_Exercise description_: Pictures do not belong in the copy; quote every entry below exactly.

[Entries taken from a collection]
+ + +
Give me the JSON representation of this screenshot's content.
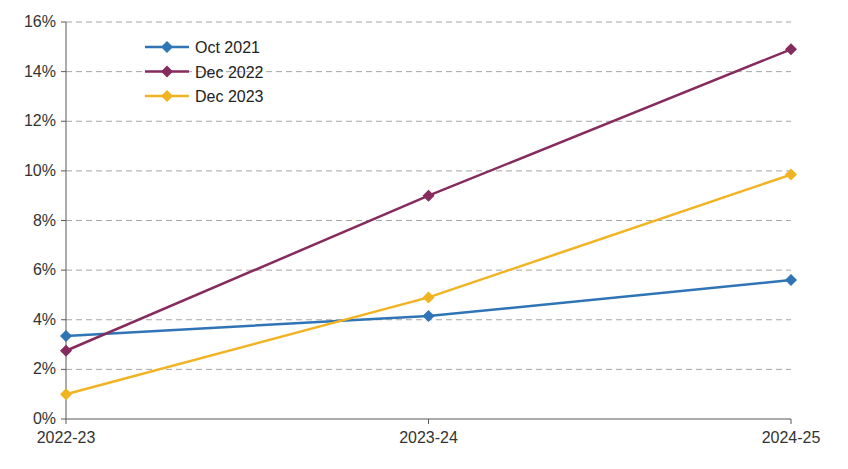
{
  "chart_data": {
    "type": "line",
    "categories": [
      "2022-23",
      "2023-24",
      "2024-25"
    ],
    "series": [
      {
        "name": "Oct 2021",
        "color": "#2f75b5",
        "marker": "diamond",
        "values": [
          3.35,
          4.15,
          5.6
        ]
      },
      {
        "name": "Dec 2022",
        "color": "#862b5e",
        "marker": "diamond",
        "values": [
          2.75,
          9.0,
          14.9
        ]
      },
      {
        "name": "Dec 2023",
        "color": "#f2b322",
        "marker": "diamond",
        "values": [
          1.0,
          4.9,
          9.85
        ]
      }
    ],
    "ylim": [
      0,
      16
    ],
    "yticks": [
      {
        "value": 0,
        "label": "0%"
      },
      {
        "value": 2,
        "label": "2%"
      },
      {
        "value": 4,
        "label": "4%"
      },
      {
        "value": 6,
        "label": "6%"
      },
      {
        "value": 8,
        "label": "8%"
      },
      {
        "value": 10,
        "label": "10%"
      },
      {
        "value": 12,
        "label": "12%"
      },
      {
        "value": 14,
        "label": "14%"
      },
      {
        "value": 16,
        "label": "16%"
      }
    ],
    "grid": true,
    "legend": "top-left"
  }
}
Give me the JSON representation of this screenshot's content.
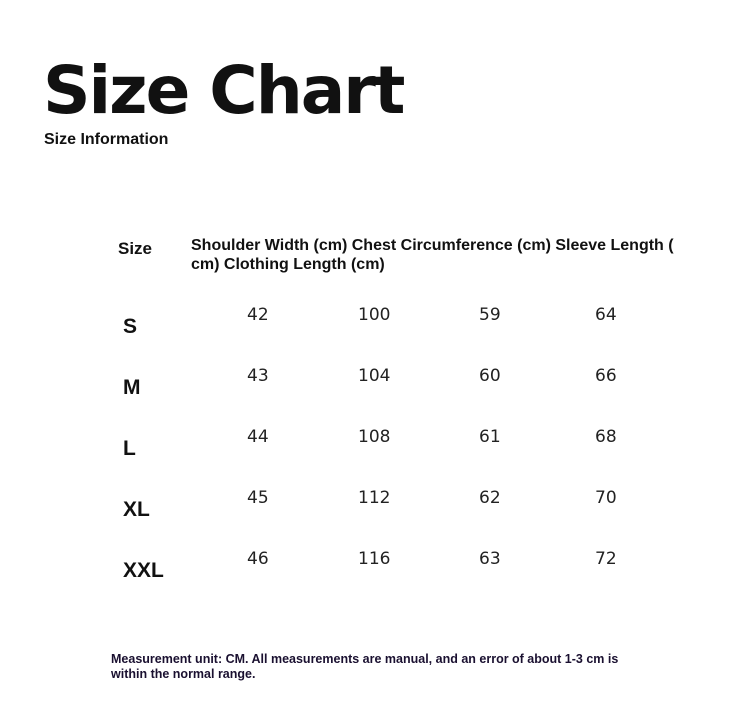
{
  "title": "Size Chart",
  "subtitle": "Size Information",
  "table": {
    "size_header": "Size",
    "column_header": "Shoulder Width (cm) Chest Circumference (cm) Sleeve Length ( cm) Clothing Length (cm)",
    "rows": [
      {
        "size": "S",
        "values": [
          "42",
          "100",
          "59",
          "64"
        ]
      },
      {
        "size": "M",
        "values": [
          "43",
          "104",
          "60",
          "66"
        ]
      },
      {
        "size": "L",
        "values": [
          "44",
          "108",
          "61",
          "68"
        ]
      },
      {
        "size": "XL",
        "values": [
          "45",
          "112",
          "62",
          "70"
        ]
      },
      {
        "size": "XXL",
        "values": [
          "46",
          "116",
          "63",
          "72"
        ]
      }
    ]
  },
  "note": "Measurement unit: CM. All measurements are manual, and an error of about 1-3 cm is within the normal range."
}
+ + +
_Task response_:
Give me the JSON representation of this screenshot's content.
{
  "chart_data": {
    "type": "line",
    "categories": [
      "2022-23",
      "2023-24",
      "2024-25"
    ],
    "series": [
      {
        "name": "Oct 2021",
        "color": "#2f75b5",
        "marker": "diamond",
        "values": [
          3.35,
          4.15,
          5.6
        ]
      },
      {
        "name": "Dec 2022",
        "color": "#862b5e",
        "marker": "diamond",
        "values": [
          2.75,
          9.0,
          14.9
        ]
      },
      {
        "name": "Dec 2023",
        "color": "#f2b322",
        "marker": "diamond",
        "values": [
          1.0,
          4.9,
          9.85
        ]
      }
    ],
    "ylim": [
      0,
      16
    ],
    "yticks": [
      {
        "value": 0,
        "label": "0%"
      },
      {
        "value": 2,
        "label": "2%"
      },
      {
        "value": 4,
        "label": "4%"
      },
      {
        "value": 6,
        "label": "6%"
      },
      {
        "value": 8,
        "label": "8%"
      },
      {
        "value": 10,
        "label": "10%"
      },
      {
        "value": 12,
        "label": "12%"
      },
      {
        "value": 14,
        "label": "14%"
      },
      {
        "value": 16,
        "label": "16%"
      }
    ],
    "grid": true,
    "legend": "top-left"
  }
}
Give me the JSON representation of this screenshot's content.
{
  "title": "Size Chart",
  "subtitle": "Size Information",
  "table": {
    "size_header": "Size",
    "column_header": "Shoulder Width (cm) Chest Circumference (cm) Sleeve Length ( cm) Clothing Length (cm)",
    "rows": [
      {
        "size": "S",
        "values": [
          "42",
          "100",
          "59",
          "64"
        ]
      },
      {
        "size": "M",
        "values": [
          "43",
          "104",
          "60",
          "66"
        ]
      },
      {
        "size": "L",
        "values": [
          "44",
          "108",
          "61",
          "68"
        ]
      },
      {
        "size": "XL",
        "values": [
          "45",
          "112",
          "62",
          "70"
        ]
      },
      {
        "size": "XXL",
        "values": [
          "46",
          "116",
          "63",
          "72"
        ]
      }
    ]
  },
  "note": "Measurement unit: CM. All measurements are manual, and an error of about 1-3 cm is within the normal range."
}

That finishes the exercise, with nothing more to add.